BEGIN Supplied information
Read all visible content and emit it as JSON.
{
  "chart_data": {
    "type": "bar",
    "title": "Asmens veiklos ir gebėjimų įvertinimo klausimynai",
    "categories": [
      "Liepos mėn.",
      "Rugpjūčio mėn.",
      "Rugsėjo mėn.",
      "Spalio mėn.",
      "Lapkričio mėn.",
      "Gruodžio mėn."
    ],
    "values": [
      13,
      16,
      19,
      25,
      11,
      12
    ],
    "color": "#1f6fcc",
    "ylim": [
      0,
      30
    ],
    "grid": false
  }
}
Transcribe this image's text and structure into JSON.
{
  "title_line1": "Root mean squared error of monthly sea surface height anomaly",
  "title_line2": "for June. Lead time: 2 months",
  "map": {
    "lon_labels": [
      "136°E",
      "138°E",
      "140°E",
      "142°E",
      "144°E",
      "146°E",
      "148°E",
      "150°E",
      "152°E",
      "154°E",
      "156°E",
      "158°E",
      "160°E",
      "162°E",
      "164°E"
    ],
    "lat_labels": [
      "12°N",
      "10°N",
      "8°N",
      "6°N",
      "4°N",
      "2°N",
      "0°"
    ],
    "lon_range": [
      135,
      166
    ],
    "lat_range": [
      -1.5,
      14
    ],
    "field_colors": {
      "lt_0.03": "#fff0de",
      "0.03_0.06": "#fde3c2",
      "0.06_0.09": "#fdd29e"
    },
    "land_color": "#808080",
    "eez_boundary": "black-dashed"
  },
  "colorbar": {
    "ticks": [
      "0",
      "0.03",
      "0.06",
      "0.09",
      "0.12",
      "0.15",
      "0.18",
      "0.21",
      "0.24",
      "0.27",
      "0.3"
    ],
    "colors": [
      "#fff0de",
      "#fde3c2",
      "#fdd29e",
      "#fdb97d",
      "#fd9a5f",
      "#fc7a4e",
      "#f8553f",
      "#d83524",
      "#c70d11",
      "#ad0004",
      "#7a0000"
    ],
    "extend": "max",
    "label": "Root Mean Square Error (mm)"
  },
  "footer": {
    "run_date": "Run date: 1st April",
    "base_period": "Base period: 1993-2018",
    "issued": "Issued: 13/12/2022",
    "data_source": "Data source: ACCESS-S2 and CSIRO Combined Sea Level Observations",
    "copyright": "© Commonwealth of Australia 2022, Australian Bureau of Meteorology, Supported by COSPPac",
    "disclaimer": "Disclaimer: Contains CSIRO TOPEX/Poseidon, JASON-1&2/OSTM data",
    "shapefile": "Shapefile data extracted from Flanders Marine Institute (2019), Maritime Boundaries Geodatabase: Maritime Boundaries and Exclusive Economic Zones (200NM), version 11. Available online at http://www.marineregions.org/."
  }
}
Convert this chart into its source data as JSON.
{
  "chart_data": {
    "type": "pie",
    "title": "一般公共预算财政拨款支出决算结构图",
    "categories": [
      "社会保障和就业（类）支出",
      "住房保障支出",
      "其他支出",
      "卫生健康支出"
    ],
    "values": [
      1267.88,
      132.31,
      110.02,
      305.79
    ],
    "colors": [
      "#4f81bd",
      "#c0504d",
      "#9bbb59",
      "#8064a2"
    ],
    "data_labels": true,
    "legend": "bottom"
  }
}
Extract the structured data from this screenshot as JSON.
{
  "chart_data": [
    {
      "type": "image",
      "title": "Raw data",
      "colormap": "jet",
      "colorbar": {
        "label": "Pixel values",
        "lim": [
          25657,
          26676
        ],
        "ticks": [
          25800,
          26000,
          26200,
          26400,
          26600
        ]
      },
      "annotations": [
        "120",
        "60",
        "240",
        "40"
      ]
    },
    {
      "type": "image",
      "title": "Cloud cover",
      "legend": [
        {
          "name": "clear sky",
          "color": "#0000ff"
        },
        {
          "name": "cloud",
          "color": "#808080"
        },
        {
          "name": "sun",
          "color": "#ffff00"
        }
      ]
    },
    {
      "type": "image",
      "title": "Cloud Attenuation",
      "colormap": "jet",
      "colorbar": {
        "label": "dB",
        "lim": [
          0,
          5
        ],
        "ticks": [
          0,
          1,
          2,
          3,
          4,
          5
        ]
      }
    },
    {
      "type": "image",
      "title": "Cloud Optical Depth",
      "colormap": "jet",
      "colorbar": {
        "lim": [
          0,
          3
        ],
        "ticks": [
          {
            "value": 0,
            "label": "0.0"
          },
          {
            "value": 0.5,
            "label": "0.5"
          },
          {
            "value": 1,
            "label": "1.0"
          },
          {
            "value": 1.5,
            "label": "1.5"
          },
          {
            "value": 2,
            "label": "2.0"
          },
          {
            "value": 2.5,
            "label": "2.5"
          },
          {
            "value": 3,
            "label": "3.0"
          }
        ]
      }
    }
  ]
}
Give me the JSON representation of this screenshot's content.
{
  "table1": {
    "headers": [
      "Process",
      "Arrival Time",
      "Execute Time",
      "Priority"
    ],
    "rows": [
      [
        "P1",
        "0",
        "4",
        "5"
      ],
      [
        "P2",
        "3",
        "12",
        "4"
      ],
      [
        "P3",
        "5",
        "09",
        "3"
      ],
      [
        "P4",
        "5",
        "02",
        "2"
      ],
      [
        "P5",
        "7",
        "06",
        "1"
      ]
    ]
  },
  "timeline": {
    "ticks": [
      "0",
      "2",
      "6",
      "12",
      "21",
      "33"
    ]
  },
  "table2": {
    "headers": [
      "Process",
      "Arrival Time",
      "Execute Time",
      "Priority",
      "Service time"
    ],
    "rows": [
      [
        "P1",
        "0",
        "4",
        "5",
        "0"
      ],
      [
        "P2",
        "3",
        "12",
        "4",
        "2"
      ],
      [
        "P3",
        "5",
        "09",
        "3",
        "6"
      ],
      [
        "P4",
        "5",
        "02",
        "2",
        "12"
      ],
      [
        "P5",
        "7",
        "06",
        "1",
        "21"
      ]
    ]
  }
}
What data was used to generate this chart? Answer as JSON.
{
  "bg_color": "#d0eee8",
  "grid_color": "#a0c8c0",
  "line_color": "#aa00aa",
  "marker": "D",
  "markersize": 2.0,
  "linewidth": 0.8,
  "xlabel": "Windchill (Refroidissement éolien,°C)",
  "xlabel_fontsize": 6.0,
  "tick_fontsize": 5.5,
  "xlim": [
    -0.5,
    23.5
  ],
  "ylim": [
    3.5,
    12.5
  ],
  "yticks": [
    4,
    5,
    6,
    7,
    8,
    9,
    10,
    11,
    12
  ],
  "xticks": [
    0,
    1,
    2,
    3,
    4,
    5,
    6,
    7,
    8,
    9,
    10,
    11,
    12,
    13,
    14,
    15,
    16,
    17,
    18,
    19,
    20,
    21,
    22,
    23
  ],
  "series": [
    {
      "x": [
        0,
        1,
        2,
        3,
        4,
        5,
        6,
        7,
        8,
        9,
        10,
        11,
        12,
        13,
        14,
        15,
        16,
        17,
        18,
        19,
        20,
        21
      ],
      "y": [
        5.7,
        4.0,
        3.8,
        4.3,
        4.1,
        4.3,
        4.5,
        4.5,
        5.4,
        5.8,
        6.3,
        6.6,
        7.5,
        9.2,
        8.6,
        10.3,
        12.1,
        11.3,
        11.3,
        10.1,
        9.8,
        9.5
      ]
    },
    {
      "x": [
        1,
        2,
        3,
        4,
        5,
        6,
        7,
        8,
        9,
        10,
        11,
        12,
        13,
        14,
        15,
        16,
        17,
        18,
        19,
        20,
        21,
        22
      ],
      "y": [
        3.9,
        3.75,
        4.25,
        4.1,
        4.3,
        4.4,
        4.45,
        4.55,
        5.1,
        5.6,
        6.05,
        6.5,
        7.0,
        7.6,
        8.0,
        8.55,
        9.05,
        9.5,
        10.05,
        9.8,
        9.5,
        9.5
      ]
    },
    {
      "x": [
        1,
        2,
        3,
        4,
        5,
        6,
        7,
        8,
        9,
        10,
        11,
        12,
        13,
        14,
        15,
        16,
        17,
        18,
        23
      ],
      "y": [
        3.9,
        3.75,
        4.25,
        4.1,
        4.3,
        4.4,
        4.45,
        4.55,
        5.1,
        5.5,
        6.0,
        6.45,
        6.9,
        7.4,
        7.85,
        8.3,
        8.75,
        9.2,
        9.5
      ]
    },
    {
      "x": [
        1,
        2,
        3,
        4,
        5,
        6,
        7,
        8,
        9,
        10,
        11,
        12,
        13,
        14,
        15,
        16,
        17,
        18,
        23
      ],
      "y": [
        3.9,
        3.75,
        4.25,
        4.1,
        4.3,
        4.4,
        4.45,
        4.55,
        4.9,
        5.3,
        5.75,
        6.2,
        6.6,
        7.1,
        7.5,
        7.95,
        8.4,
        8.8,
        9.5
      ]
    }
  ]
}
END Supplied information
**Given exercise:**
Go through the data above and find the lines with the word "this". Copy each of those lines.

**Written response:**
Transcribe this image's text and structure into JSON.
Convert this chart into its source data as JSON.
Extract the structured data from this screenshot as JSON.
Give me the JSON representation of this screenshot's content.
What data was used to generate this chart? Answer as JSON.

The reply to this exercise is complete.